### Set exercise
Among the records below, find each line that includes the string "köpm" and copy it.

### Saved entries

Start

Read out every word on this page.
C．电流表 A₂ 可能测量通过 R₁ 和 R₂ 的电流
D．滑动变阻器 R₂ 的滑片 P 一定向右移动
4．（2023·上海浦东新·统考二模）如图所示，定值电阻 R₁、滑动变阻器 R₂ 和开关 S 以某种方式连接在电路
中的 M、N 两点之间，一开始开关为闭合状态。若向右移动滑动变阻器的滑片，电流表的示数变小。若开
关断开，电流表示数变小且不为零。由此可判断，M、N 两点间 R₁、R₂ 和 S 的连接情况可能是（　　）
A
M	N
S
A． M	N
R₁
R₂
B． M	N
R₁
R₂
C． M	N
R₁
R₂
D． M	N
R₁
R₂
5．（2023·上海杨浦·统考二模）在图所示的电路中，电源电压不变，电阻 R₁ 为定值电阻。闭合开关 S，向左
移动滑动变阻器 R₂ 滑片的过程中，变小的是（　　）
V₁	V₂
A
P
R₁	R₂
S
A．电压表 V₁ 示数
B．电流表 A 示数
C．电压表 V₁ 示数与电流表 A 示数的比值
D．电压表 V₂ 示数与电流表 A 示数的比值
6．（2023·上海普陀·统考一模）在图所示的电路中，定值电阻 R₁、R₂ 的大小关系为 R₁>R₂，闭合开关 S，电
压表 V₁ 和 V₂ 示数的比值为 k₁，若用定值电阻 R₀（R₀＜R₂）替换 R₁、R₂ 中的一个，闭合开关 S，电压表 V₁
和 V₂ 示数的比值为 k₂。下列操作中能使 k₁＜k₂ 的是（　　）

End
Start

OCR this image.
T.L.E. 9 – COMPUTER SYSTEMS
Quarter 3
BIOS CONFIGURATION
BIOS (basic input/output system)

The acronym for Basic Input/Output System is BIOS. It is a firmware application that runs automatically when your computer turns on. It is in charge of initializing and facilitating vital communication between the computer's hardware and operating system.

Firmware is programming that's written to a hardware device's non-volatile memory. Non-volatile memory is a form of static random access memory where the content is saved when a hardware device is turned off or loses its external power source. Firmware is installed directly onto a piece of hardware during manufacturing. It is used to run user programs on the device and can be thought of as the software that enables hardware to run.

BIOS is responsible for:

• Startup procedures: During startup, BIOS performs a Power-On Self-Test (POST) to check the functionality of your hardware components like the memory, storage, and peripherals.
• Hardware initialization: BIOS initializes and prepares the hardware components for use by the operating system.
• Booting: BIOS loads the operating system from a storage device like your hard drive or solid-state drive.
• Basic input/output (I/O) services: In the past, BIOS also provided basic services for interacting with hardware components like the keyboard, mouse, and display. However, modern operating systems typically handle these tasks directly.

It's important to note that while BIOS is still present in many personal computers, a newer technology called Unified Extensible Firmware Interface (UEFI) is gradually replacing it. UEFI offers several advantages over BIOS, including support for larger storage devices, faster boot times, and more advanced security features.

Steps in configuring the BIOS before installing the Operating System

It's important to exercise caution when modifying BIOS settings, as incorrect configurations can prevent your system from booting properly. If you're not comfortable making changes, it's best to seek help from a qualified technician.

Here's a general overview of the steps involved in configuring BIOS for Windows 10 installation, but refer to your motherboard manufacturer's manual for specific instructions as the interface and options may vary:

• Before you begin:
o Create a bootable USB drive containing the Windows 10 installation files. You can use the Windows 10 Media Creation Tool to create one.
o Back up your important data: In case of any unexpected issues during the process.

End
Start

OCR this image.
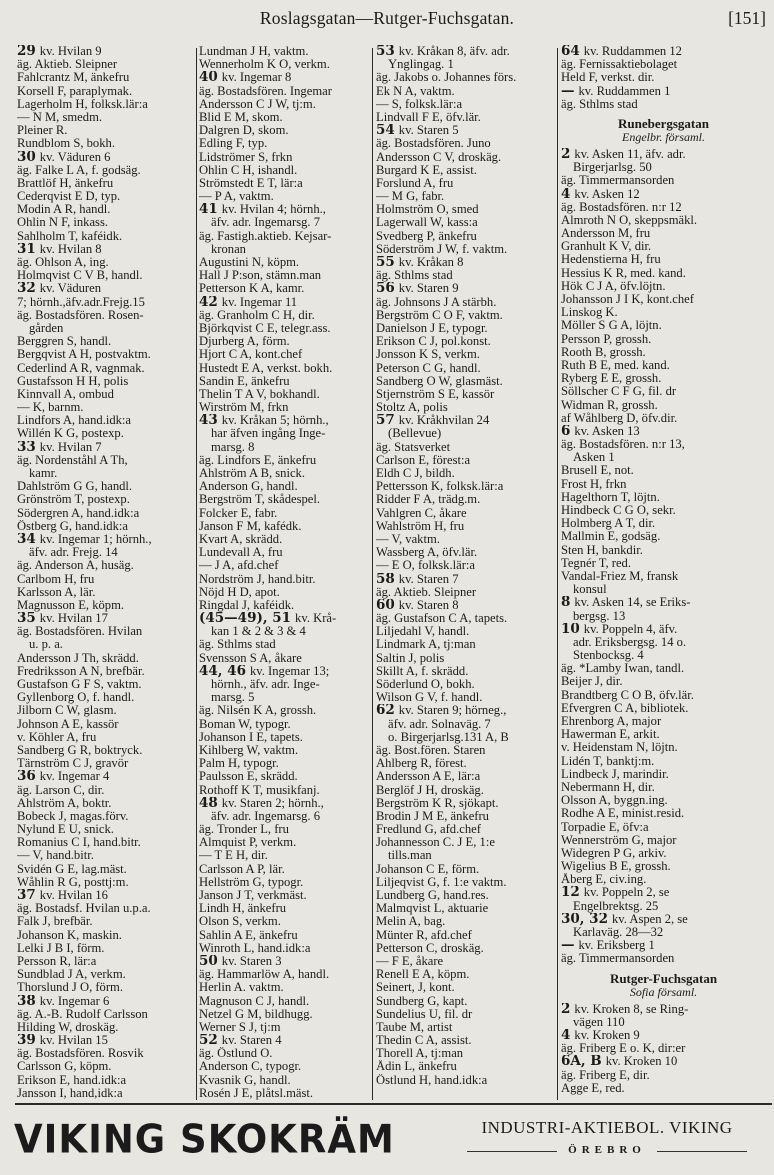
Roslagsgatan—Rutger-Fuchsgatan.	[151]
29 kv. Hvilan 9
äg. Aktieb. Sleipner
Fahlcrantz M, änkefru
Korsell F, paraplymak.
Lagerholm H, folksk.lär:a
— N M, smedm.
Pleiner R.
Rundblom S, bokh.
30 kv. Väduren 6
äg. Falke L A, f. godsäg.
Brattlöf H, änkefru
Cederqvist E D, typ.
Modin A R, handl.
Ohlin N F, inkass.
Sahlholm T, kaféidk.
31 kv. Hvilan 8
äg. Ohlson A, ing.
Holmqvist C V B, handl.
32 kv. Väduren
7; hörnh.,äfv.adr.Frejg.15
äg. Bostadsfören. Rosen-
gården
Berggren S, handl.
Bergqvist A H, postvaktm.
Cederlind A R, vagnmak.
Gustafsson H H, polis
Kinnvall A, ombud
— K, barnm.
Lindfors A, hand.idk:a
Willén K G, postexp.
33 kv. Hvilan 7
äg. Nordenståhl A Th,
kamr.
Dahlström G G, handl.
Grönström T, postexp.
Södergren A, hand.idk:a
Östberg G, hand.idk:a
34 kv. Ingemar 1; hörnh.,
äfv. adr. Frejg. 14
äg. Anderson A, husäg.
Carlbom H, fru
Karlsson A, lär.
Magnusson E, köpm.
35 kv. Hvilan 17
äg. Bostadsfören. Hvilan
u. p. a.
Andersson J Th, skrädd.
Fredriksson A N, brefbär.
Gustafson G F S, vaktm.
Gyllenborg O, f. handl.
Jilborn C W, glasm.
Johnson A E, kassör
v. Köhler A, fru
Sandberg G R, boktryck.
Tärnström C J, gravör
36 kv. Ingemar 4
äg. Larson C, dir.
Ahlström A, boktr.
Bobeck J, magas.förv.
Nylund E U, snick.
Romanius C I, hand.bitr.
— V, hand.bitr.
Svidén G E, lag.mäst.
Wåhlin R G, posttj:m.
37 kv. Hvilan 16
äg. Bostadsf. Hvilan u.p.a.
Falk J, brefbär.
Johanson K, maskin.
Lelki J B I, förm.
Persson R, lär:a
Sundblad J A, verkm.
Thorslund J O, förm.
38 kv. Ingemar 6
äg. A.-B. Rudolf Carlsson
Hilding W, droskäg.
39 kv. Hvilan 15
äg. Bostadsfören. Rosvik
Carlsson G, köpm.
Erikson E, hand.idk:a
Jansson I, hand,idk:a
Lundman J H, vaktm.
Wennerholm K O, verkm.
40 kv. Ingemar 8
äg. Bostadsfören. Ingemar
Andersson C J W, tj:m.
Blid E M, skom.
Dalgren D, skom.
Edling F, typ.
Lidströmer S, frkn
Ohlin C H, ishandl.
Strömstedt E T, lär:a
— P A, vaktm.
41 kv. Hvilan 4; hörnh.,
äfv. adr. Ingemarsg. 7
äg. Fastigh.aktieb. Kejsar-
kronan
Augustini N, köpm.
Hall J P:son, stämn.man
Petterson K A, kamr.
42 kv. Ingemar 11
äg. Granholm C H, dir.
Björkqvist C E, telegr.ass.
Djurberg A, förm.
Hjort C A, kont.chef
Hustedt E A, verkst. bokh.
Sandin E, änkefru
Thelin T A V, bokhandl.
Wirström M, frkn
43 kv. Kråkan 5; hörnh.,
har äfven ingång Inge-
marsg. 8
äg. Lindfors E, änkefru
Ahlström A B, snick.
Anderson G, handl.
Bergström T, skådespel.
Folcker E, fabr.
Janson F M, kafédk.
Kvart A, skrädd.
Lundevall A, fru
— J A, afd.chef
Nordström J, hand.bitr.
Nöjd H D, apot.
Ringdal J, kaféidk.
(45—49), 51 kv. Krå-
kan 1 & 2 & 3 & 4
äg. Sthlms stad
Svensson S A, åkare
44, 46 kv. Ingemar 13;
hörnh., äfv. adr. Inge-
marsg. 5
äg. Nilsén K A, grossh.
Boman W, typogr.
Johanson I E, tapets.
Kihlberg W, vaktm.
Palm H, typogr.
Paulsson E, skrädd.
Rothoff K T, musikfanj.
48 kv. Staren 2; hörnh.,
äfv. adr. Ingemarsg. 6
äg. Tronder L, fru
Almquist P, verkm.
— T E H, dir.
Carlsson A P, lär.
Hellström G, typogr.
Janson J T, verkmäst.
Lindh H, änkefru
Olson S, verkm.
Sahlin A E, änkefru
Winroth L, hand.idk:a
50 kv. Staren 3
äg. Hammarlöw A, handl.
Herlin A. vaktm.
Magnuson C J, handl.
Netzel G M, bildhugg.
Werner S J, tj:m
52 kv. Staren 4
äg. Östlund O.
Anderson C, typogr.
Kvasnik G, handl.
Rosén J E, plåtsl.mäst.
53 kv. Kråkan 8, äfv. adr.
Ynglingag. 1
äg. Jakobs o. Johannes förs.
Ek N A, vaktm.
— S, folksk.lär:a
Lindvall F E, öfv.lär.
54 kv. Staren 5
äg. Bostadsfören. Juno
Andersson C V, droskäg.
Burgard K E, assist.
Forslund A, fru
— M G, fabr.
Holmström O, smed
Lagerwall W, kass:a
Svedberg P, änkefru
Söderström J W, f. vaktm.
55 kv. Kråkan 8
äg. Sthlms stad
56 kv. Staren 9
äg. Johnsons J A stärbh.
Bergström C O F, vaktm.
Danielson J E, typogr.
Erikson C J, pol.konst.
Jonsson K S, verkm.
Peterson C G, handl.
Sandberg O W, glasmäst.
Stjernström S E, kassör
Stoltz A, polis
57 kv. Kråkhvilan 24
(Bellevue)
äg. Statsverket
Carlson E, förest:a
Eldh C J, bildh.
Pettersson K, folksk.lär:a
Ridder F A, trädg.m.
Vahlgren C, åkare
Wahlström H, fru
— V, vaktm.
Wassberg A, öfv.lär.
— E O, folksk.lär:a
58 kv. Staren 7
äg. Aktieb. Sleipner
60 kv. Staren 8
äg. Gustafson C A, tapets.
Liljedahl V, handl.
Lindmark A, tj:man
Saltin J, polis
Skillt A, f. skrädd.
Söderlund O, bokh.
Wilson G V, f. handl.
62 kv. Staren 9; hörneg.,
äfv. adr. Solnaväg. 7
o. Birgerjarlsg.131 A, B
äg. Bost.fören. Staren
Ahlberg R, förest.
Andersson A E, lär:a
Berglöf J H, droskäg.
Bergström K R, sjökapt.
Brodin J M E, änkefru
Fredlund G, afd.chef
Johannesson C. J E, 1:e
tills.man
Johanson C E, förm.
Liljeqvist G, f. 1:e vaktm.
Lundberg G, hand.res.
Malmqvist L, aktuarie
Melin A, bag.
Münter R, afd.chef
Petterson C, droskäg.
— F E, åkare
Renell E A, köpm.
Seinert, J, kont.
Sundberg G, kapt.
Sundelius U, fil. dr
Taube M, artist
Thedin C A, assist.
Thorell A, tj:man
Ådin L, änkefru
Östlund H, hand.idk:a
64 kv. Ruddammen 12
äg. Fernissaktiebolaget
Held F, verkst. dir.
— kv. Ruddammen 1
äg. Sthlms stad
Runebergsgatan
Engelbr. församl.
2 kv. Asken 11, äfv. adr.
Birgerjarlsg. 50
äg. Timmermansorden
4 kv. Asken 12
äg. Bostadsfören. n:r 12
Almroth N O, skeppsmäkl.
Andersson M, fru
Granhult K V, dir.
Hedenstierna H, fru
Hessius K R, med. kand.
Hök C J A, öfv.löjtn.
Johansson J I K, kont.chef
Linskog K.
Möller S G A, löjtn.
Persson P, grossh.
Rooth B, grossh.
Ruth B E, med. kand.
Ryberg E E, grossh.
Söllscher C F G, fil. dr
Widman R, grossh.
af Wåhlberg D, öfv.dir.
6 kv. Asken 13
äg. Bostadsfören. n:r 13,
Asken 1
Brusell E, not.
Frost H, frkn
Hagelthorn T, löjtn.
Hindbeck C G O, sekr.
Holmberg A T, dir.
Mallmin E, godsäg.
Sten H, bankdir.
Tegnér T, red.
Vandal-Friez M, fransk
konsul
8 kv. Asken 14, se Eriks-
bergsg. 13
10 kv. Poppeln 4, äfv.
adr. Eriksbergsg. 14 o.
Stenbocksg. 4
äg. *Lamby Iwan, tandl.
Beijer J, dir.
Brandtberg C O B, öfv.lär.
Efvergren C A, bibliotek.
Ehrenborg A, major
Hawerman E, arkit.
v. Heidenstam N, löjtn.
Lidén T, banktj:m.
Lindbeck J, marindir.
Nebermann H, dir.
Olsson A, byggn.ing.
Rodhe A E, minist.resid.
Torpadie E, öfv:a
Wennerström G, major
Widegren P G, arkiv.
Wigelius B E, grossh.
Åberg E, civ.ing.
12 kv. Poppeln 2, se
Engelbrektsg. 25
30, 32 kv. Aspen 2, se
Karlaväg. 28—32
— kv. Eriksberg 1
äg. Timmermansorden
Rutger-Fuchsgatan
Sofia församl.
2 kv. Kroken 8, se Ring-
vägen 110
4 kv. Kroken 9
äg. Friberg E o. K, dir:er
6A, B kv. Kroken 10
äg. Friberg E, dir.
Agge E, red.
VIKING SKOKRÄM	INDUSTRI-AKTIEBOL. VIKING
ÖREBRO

End

### Result of the task
Magnusson E, köpm.
Carlsson G, köpm.
Augustini N, köpm.
Renell E A, köpm.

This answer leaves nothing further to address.